▶ _WHAT IS BEING ASKED_: Find the number of lines below in which the word "String" appears, and write that number only.

▶ _EXERCISE INPUTS_:

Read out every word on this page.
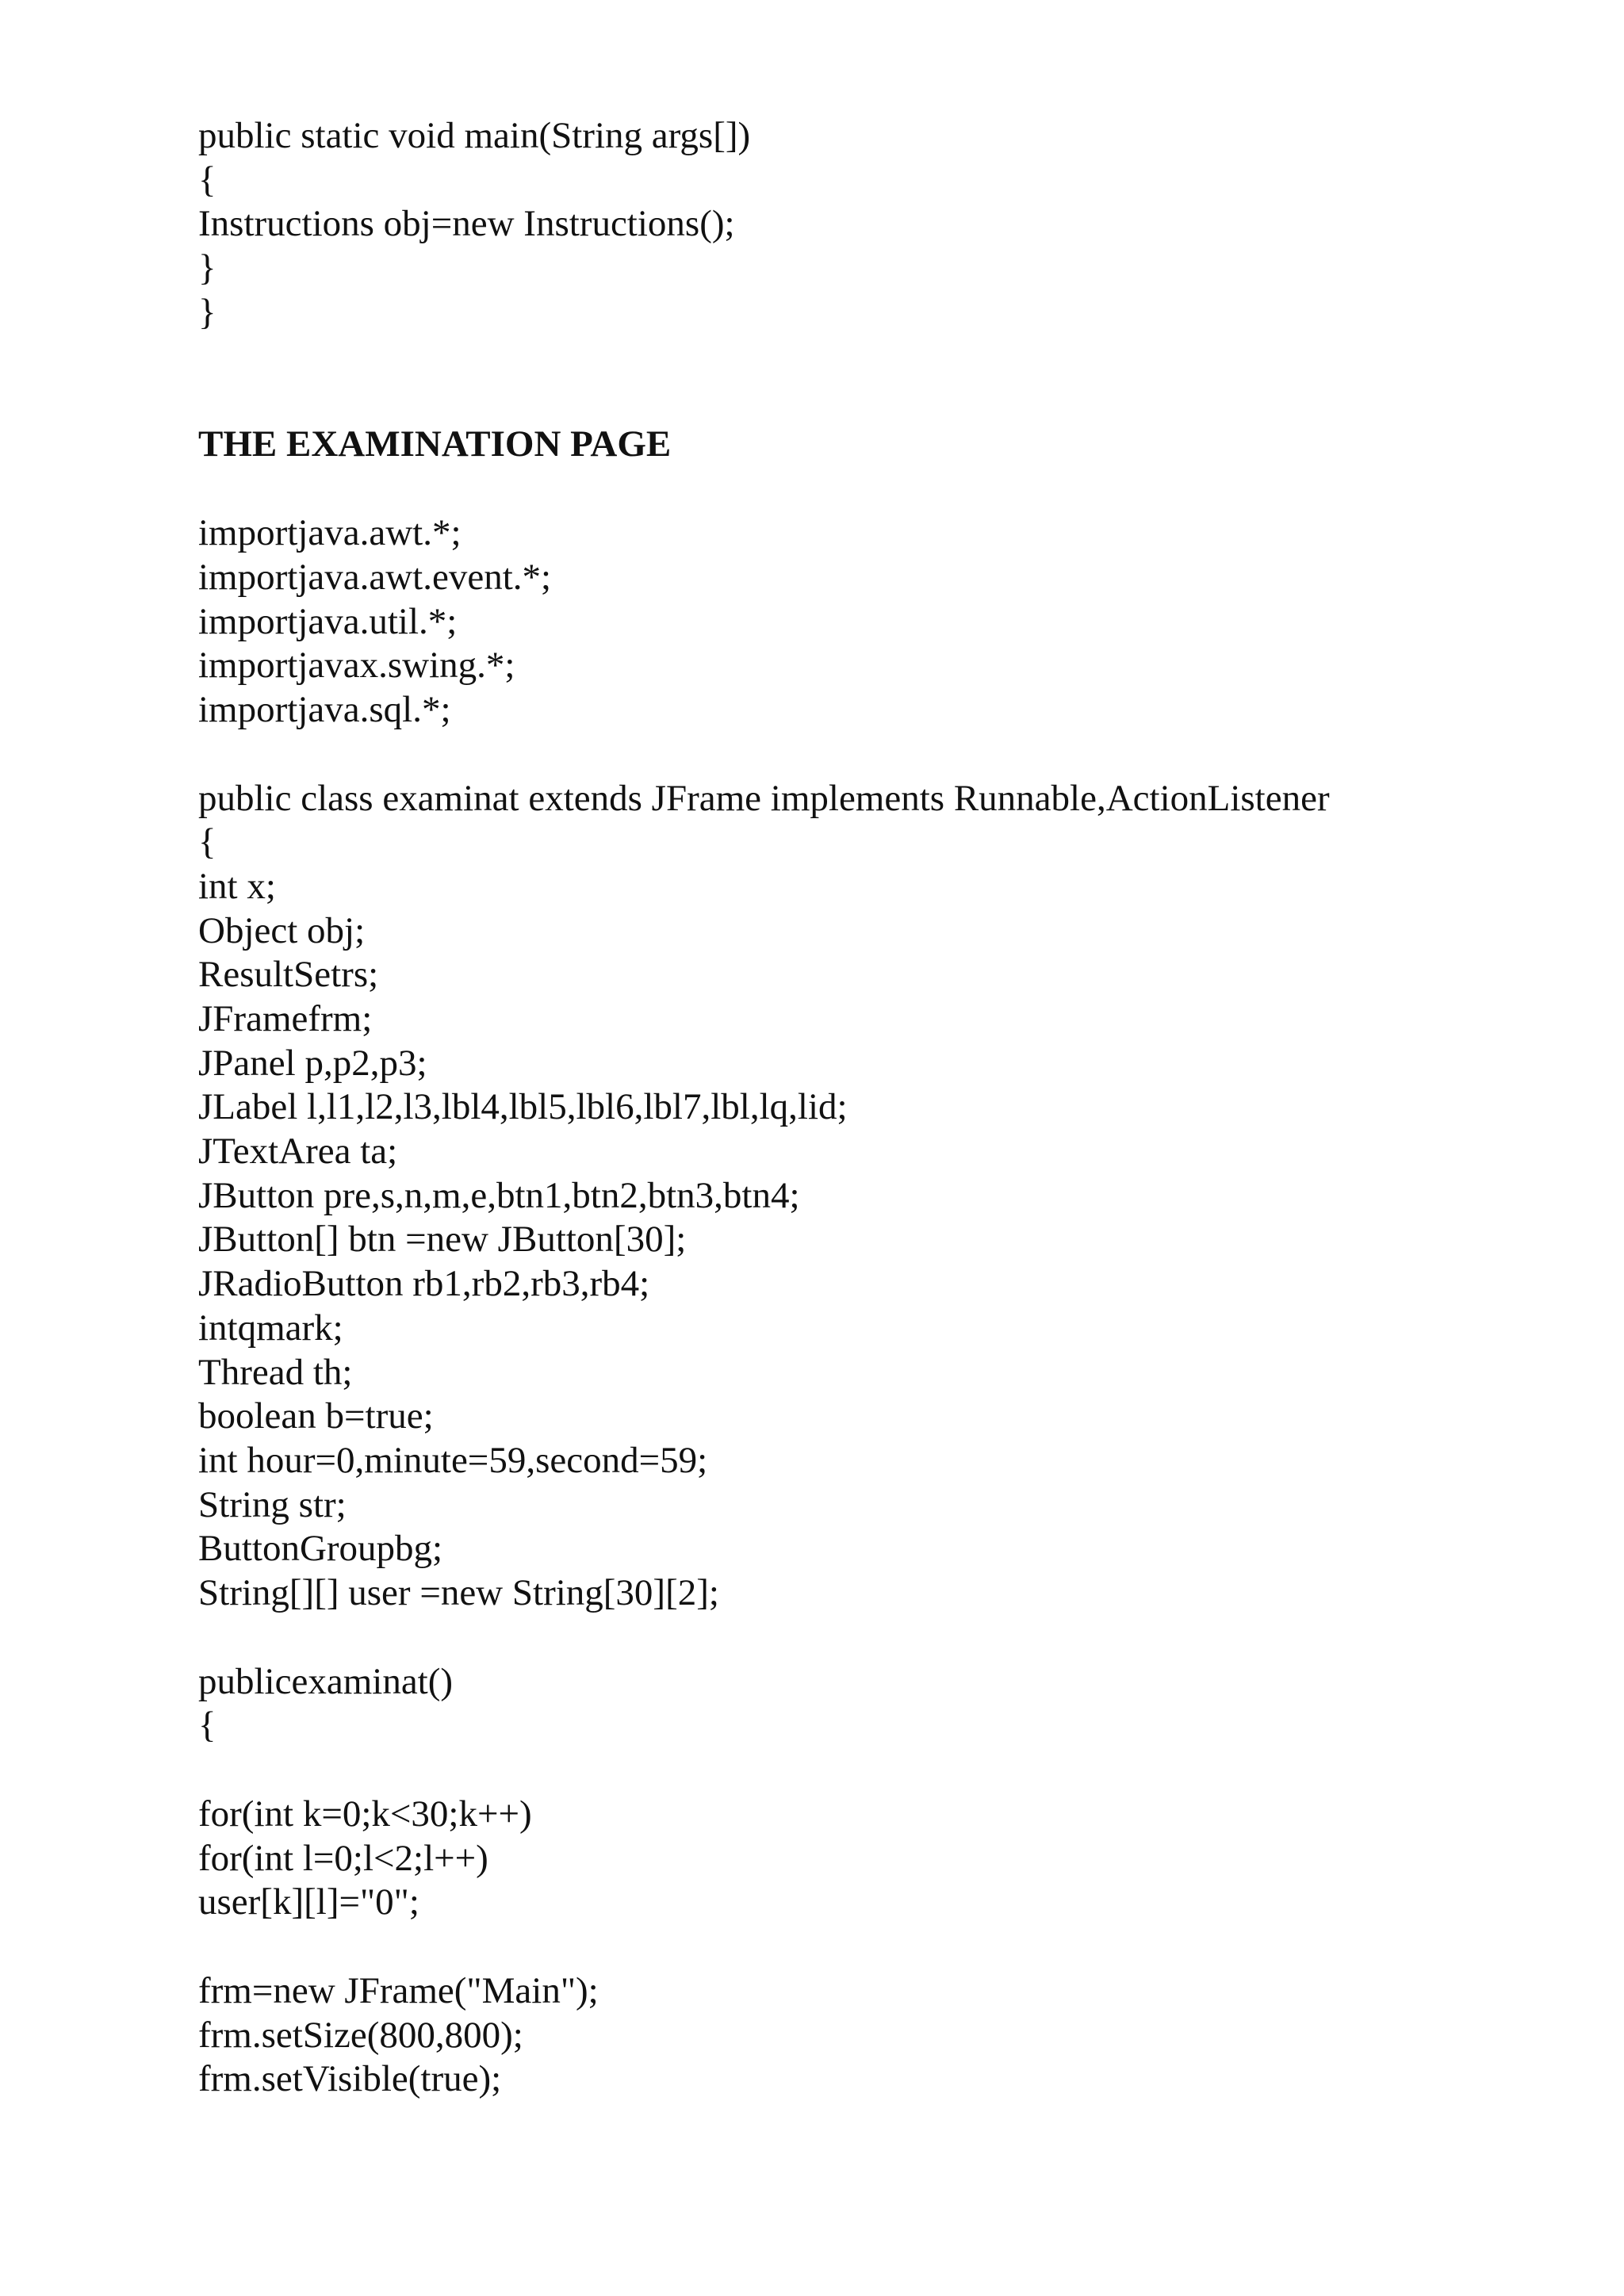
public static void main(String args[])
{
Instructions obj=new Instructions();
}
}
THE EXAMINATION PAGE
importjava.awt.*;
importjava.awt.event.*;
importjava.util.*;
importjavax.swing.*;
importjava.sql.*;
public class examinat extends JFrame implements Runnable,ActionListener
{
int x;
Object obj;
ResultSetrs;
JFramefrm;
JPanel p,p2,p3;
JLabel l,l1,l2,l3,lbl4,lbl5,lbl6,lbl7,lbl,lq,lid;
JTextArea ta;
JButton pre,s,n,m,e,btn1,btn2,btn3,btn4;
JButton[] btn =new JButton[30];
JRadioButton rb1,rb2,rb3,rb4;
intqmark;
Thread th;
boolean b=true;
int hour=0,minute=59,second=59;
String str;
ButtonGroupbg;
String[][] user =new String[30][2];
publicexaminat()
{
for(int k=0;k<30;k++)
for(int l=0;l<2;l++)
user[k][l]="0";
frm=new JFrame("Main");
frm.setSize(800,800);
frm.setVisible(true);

▶ _RESPONSE TO THIS EXERCISE_: 3